INPUT FOR THIS TASK:
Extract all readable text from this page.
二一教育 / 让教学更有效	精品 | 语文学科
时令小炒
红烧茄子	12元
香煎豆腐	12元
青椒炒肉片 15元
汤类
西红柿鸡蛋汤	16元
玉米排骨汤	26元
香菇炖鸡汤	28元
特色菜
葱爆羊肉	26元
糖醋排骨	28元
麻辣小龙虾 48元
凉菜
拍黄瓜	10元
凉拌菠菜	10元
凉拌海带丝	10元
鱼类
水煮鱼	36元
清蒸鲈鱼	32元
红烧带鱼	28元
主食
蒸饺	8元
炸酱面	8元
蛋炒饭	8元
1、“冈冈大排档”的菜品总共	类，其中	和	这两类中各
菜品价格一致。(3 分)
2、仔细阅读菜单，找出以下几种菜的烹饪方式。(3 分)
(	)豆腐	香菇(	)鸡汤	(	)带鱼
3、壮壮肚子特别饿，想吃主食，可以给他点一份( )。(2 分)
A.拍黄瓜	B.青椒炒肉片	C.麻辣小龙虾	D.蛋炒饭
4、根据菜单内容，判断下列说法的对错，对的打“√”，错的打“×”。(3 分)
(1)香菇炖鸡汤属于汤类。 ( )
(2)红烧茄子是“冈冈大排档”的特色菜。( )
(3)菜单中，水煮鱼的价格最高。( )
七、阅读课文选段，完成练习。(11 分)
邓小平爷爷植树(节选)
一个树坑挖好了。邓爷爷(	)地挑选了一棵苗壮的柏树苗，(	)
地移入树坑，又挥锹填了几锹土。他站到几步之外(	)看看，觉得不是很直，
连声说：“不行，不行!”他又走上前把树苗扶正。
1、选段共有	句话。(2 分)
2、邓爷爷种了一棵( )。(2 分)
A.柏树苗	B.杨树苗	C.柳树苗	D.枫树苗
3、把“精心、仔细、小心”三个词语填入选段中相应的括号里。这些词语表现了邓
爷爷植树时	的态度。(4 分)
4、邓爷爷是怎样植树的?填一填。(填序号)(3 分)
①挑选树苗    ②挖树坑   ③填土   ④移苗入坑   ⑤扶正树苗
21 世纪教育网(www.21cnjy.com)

TO BE DONE:
Print all of the data exactly as it was given.

EXERCISE ANSWER:
Extract all readable text from this page.
二一教育 / 让教学更有效	精品 | 语文学科
时令小炒
红烧茄子	12元
香煎豆腐	12元
青椒炒肉片 15元
汤类
西红柿鸡蛋汤	16元
玉米排骨汤	26元
香菇炖鸡汤	28元
特色菜
葱爆羊肉	26元
糖醋排骨	28元
麻辣小龙虾 48元
凉菜
拍黄瓜	10元
凉拌菠菜	10元
凉拌海带丝	10元
鱼类
水煮鱼	36元
清蒸鲈鱼	32元
红烧带鱼	28元
主食
蒸饺	8元
炸酱面	8元
蛋炒饭	8元
1、“冈冈大排档”的菜品总共	类，其中	和	这两类中各
菜品价格一致。(3 分)
2、仔细阅读菜单，找出以下几种菜的烹饪方式。(3 分)
(	)豆腐	香菇(	)鸡汤	(	)带鱼
3、壮壮肚子特别饿，想吃主食，可以给他点一份( )。(2 分)
A.拍黄瓜	B.青椒炒肉片	C.麻辣小龙虾	D.蛋炒饭
4、根据菜单内容，判断下列说法的对错，对的打“√”，错的打“×”。(3 分)
(1)香菇炖鸡汤属于汤类。 ( )
(2)红烧茄子是“冈冈大排档”的特色菜。( )
(3)菜单中，水煮鱼的价格最高。( )
七、阅读课文选段，完成练习。(11 分)
邓小平爷爷植树(节选)
一个树坑挖好了。邓爷爷(	)地挑选了一棵苗壮的柏树苗，(	)
地移入树坑，又挥锹填了几锹土。他站到几步之外(	)看看，觉得不是很直，
连声说：“不行，不行!”他又走上前把树苗扶正。
1、选段共有	句话。(2 分)
2、邓爷爷种了一棵( )。(2 分)
A.柏树苗	B.杨树苗	C.柳树苗	D.枫树苗
3、把“精心、仔细、小心”三个词语填入选段中相应的括号里。这些词语表现了邓
爷爷植树时	的态度。(4 分)
4、邓爷爷是怎样植树的?填一填。(填序号)(3 分)
①挑选树苗    ②挖树坑   ③填土   ④移苗入坑   ⑤扶正树苗
21 世纪教育网(www.21cnjy.com)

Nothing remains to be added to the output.